TASK: Below are records to repeat exactly. Omit the pictures from the copy.

DATASET CONTENT:
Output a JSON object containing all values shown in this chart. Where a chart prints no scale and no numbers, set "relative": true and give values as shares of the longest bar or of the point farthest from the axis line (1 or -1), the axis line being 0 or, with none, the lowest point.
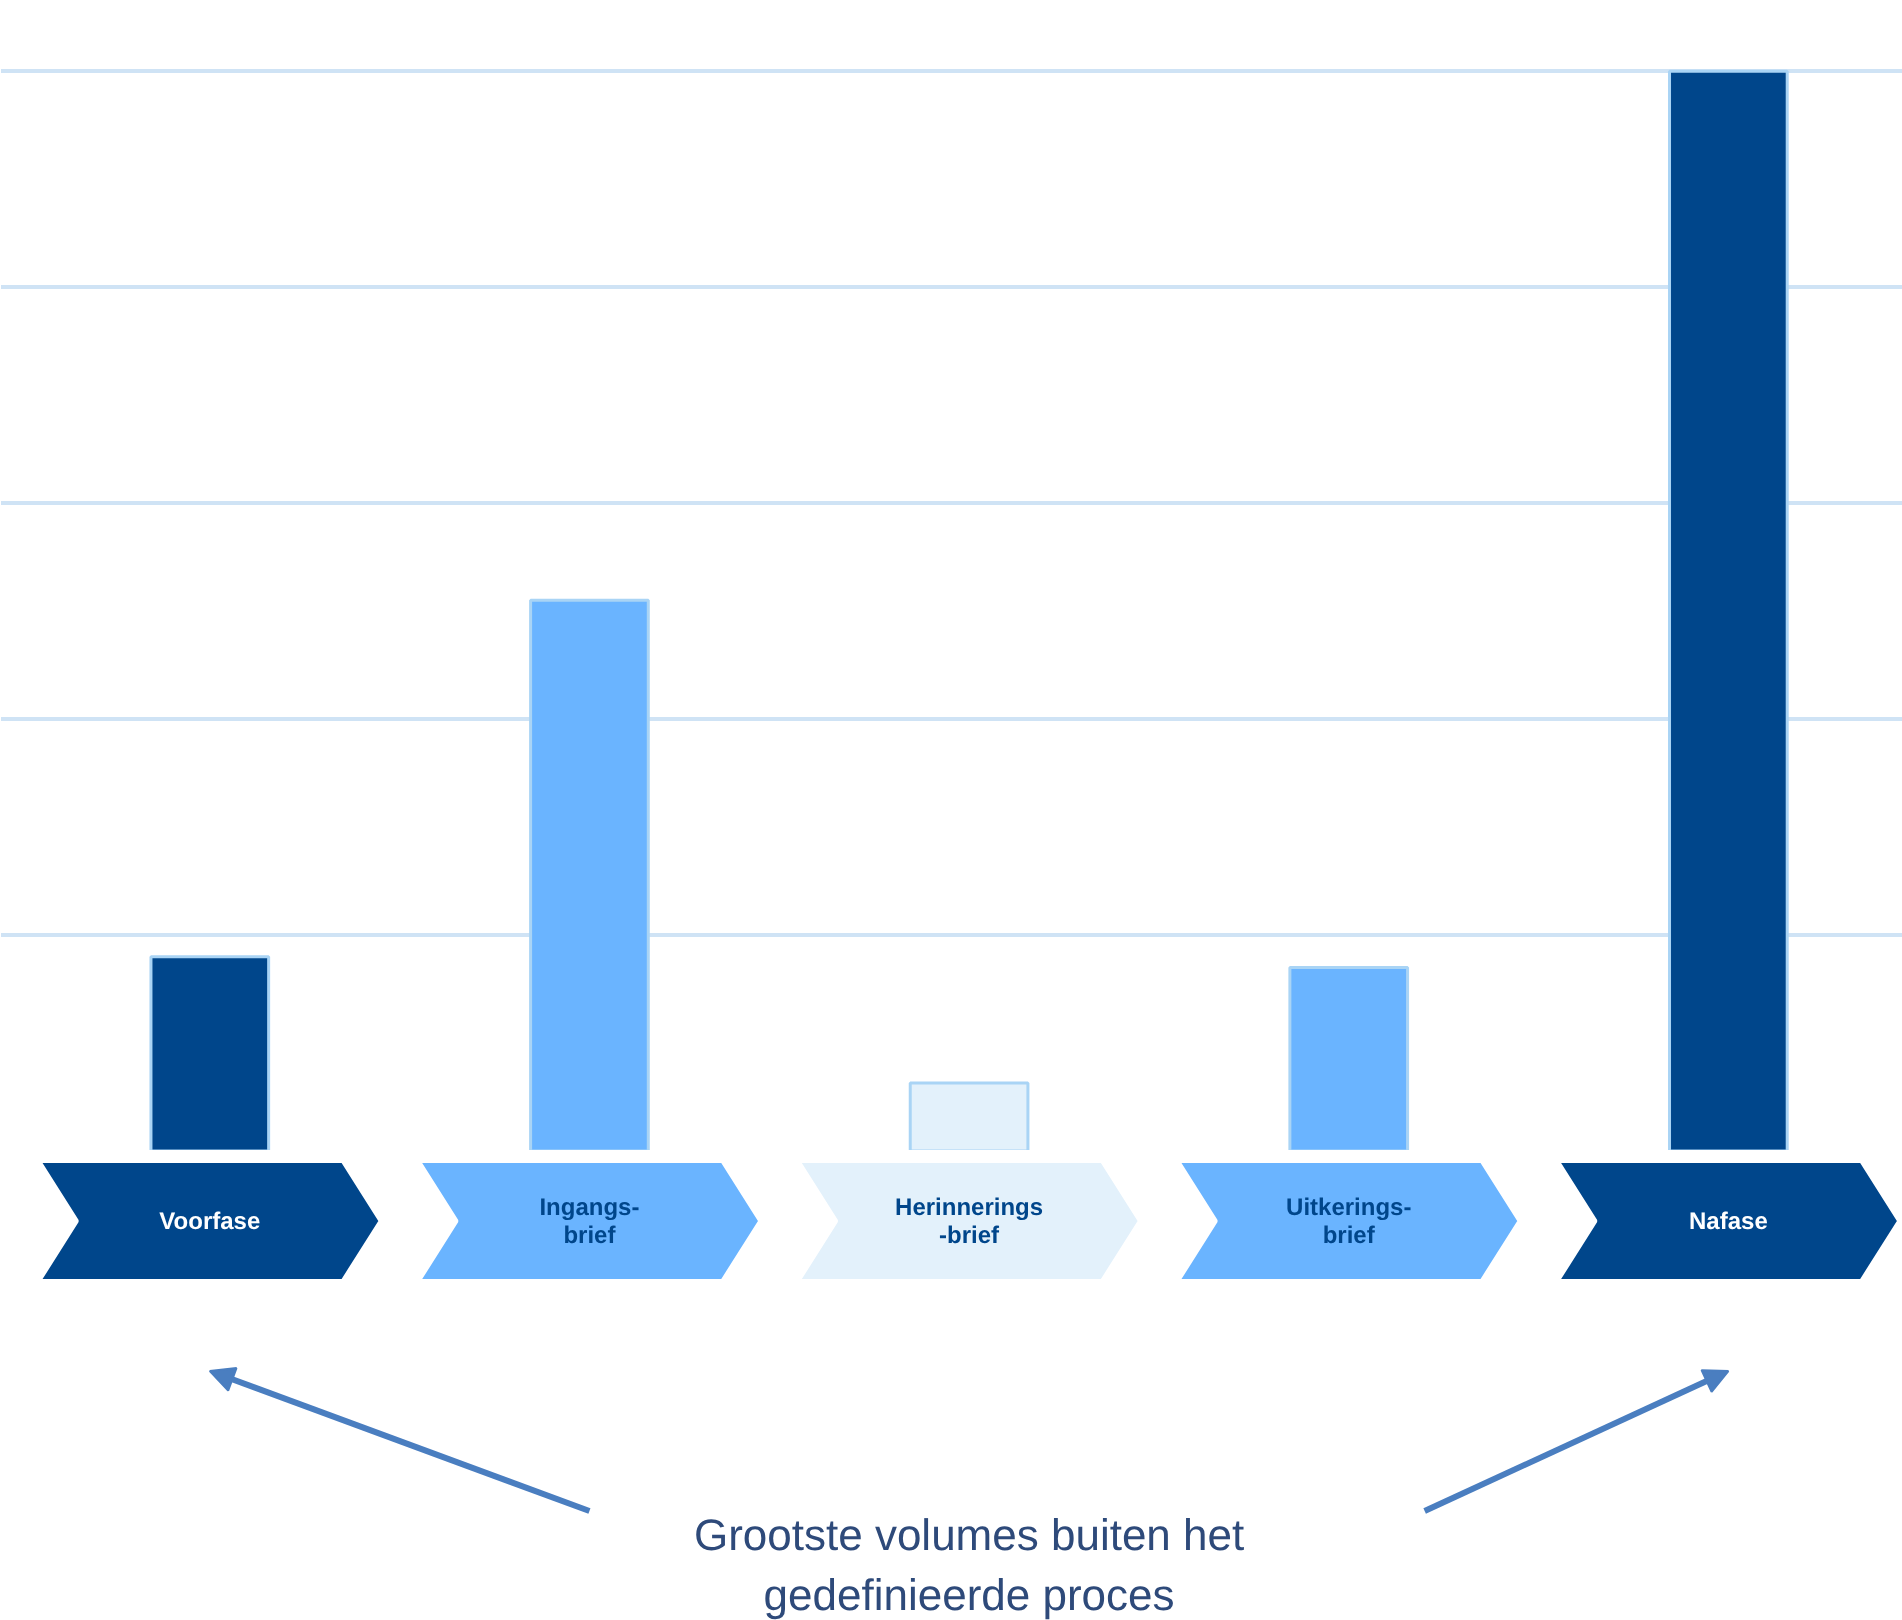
{
  "chart_data": {
    "type": "bar",
    "relative": true,
    "grid": "y",
    "categories": [
      "Voorfase",
      "Ingangs-\nbrief",
      "Herinnerings\n-brief",
      "Uitkerings-\nbrief",
      "Nafase"
    ],
    "values": [
      0.18,
      0.51,
      0.063,
      0.17,
      1.0
    ],
    "colors": [
      "#00468b",
      "#6ab4ff",
      "#e3f1fb",
      "#6ab4ff",
      "#00468b"
    ],
    "annotations": [
      "Grootste volumes buiten het\ngedefinieerde proces"
    ]
  }
}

RESULT FOR THIS TASK:
Output a JSON object containing all values shown in this chart. Where a chart prints no scale and no numbers, set "relative": true and give values as shares of the longest bar or of the point farthest from the axis line (1 or -1), the axis line being 0 or, with none, the lowest point.
{
  "chart_data": {
    "type": "bar",
    "relative": true,
    "grid": "y",
    "categories": [
      "Voorfase",
      "Ingangs-\nbrief",
      "Herinnerings\n-brief",
      "Uitkerings-\nbrief",
      "Nafase"
    ],
    "values": [
      0.18,
      0.51,
      0.063,
      0.17,
      1.0
    ],
    "colors": [
      "#00468b",
      "#6ab4ff",
      "#e3f1fb",
      "#6ab4ff",
      "#00468b"
    ],
    "annotations": [
      "Grootste volumes buiten het\ngedefinieerde proces"
    ]
  }
}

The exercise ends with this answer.